------ Source data

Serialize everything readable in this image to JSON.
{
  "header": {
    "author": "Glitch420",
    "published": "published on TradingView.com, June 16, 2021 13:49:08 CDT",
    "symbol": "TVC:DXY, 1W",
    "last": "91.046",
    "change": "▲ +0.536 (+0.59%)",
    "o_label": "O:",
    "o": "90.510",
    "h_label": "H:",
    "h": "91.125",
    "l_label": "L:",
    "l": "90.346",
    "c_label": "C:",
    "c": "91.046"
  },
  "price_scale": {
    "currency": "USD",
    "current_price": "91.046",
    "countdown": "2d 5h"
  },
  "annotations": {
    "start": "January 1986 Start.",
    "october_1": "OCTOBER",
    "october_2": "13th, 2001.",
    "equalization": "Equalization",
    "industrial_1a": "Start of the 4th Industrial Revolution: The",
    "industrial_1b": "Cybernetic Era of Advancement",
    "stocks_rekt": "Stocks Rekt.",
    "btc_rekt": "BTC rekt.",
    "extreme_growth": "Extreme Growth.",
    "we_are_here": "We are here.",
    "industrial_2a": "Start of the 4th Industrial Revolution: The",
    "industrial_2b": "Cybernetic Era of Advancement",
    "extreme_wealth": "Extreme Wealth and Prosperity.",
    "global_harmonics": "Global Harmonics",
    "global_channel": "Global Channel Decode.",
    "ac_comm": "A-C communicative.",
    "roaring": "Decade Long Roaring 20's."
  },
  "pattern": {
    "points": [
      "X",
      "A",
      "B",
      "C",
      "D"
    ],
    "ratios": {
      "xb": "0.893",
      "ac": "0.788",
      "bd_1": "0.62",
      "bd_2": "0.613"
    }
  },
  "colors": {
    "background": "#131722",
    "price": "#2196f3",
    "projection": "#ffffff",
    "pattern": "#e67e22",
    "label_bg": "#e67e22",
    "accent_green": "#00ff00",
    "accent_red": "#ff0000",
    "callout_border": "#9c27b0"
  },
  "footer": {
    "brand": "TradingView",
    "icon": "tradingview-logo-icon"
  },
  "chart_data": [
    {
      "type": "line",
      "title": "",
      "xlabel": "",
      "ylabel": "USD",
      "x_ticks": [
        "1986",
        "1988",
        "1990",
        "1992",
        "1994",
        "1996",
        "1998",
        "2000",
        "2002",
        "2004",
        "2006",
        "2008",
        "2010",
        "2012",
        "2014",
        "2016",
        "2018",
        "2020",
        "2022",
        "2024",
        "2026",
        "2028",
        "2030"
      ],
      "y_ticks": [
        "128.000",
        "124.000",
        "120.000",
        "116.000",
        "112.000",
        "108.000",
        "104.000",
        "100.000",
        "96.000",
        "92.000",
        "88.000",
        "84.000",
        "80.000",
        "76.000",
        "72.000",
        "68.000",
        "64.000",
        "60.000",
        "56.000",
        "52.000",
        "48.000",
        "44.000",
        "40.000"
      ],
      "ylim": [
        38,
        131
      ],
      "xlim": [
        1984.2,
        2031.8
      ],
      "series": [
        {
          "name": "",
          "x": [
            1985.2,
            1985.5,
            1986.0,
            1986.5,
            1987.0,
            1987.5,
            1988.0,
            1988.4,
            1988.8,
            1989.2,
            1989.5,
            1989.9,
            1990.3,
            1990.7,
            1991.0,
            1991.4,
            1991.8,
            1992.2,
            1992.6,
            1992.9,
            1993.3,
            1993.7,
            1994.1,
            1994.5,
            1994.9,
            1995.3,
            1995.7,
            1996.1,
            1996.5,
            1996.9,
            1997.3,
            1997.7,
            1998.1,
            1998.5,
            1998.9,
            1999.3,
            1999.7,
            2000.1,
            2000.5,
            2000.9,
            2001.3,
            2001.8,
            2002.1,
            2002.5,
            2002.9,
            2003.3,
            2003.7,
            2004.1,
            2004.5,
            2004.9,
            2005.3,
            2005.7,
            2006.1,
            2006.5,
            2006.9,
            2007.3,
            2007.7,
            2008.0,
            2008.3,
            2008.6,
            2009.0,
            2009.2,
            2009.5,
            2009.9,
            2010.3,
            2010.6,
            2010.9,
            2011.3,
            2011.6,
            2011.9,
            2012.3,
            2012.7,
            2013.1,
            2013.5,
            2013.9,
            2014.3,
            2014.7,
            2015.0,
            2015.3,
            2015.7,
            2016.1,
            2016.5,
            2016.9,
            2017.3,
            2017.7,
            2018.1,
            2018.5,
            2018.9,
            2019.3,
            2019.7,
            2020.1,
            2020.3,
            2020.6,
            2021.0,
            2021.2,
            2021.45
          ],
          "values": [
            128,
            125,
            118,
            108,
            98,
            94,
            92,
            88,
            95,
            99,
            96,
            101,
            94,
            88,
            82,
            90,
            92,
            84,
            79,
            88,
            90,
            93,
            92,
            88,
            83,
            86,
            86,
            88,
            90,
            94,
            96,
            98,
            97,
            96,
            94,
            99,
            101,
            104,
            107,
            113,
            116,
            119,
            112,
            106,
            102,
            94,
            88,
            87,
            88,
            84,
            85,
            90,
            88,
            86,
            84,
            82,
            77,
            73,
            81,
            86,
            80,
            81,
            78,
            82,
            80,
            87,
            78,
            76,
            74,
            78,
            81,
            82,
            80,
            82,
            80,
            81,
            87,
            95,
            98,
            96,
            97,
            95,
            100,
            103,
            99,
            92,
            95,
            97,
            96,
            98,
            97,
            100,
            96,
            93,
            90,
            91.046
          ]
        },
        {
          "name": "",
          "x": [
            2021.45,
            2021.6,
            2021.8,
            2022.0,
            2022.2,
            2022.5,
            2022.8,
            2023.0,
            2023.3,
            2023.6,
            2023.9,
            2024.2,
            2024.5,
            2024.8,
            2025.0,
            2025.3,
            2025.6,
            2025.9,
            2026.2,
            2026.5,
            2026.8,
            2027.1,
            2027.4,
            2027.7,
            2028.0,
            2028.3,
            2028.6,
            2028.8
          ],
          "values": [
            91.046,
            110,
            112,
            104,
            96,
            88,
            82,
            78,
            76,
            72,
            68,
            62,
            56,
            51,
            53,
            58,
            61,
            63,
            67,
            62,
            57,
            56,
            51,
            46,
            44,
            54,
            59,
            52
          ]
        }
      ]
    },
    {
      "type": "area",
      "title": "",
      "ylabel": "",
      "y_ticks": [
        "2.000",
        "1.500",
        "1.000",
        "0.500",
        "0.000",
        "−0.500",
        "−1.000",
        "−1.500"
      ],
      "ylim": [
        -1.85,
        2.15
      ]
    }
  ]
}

------------

◆ **What is needed**:
Go through the listing above and pull out each line containing the word "Cybernetic".

◆ **Written response**:
    "industrial_1b": "Cybernetic Era of Advancement",
    "industrial_2b": "Cybernetic Era of Advancement",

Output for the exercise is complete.